Dataset records
==================================================

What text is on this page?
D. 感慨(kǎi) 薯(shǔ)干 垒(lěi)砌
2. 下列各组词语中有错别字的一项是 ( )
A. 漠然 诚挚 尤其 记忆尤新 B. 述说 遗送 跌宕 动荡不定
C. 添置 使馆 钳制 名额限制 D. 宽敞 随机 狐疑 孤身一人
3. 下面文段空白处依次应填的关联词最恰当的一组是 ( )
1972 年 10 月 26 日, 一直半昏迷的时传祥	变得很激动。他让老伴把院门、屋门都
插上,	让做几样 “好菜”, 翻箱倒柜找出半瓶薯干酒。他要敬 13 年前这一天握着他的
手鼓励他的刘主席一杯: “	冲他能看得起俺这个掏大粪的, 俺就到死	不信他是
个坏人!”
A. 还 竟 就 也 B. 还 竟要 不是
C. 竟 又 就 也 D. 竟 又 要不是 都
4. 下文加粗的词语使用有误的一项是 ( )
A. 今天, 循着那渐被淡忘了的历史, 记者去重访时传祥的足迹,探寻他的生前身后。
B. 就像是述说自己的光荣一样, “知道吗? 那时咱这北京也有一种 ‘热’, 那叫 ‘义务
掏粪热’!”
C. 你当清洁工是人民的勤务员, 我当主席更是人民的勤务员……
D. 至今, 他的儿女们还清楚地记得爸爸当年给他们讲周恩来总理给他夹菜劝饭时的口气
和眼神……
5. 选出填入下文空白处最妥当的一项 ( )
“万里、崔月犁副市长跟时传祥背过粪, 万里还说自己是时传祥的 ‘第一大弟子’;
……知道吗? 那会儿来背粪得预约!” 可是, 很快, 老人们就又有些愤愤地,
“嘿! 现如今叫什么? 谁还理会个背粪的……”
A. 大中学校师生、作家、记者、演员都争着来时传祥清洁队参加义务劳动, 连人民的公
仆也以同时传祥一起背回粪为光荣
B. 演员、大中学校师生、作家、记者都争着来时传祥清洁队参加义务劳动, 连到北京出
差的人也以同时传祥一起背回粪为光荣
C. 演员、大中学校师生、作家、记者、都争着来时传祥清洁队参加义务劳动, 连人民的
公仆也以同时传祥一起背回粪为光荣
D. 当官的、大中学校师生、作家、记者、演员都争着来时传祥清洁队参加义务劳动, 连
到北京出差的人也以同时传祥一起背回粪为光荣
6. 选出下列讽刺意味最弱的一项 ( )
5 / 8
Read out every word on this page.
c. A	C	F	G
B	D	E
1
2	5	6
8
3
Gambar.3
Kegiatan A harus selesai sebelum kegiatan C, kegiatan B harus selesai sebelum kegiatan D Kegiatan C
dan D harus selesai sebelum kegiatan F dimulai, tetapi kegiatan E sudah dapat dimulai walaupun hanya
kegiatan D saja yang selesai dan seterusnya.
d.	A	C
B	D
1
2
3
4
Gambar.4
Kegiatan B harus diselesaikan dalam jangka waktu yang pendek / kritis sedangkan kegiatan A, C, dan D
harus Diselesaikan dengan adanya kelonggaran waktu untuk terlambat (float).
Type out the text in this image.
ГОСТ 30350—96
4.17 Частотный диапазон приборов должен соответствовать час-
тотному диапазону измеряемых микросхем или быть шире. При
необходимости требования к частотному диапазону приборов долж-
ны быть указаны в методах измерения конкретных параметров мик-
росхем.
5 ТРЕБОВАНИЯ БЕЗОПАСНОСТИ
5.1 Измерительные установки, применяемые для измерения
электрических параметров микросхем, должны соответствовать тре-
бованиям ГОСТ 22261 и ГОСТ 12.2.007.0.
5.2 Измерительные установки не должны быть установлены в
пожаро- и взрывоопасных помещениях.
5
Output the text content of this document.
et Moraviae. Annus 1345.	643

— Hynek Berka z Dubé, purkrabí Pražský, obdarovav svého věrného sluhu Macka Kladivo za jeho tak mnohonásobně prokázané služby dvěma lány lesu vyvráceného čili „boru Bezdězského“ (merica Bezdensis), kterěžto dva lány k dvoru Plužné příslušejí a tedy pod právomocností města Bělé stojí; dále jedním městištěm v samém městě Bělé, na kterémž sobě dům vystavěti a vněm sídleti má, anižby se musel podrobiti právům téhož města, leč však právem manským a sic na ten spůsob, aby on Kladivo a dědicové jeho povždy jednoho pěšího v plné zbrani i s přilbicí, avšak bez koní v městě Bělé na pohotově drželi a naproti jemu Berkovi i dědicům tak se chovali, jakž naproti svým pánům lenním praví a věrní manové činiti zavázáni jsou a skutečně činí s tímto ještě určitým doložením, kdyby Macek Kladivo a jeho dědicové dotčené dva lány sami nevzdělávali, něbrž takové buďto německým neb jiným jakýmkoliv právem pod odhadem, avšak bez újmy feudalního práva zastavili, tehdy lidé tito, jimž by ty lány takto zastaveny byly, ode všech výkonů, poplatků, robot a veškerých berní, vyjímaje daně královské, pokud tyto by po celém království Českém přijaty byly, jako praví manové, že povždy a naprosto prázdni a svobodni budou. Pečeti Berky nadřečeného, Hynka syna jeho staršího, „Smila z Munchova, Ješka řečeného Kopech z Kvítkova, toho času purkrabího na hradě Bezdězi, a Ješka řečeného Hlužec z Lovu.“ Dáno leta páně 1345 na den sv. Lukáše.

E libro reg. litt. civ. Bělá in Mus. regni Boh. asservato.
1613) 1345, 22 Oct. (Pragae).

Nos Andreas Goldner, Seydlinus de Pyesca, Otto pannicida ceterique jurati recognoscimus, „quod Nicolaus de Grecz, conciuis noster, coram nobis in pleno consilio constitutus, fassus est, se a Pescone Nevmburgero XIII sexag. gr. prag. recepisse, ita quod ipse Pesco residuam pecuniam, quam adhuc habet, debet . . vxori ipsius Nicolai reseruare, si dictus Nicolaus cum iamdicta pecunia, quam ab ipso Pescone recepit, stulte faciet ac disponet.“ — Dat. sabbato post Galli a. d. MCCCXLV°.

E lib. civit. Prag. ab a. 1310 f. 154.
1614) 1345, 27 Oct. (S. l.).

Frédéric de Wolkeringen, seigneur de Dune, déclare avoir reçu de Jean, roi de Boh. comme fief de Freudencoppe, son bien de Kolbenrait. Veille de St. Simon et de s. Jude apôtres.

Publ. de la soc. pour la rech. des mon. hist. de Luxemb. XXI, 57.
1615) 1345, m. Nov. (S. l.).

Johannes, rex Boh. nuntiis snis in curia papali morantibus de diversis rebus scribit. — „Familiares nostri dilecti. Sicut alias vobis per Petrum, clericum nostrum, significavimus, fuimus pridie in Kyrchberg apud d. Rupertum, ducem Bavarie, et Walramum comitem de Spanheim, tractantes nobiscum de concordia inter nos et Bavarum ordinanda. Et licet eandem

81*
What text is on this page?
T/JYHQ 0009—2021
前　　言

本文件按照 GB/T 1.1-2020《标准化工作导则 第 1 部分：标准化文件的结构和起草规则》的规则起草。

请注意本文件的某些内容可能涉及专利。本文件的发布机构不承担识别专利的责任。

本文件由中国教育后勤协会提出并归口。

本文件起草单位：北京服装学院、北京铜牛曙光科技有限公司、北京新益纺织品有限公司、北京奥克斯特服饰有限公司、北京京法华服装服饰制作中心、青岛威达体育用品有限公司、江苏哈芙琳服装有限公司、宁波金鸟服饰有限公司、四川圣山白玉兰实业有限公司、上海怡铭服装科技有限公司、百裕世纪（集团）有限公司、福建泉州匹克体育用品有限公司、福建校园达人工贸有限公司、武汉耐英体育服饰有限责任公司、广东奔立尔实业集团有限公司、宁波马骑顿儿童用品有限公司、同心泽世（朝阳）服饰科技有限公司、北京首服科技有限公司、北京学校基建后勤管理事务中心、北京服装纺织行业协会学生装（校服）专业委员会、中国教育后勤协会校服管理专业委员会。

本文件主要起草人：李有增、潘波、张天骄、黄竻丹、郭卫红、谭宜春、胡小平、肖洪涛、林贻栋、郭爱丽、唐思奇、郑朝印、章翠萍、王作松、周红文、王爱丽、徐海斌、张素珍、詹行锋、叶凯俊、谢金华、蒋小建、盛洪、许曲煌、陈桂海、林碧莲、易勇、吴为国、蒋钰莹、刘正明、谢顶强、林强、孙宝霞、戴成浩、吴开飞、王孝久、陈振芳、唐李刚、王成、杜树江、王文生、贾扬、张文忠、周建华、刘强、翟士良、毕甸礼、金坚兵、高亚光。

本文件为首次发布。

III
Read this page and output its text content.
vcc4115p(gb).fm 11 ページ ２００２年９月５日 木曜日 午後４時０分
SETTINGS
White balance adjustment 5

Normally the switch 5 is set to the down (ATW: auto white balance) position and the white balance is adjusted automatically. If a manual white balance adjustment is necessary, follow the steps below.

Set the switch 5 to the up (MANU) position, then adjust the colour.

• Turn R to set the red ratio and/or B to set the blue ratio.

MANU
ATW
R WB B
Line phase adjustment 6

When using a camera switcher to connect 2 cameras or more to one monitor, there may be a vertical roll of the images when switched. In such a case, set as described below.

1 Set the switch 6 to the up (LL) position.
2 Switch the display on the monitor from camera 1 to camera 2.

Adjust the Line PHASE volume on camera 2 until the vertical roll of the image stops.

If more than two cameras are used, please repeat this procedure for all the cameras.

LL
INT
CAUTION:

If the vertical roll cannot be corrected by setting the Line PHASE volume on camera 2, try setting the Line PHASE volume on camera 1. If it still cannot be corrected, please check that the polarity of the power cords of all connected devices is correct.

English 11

==================================================

**EXERCISE AIM:** Locate the word "waktu" in the entries, and copy every line where it is found.

**ANSWER TO THE EXERCISE:**
Kegiatan B harus diselesaikan dalam jangka waktu yang pendek / kritis sedangkan kegiatan A, C, dan D
harus Diselesaikan dengan adanya kelonggaran waktu untuk terlambat (float).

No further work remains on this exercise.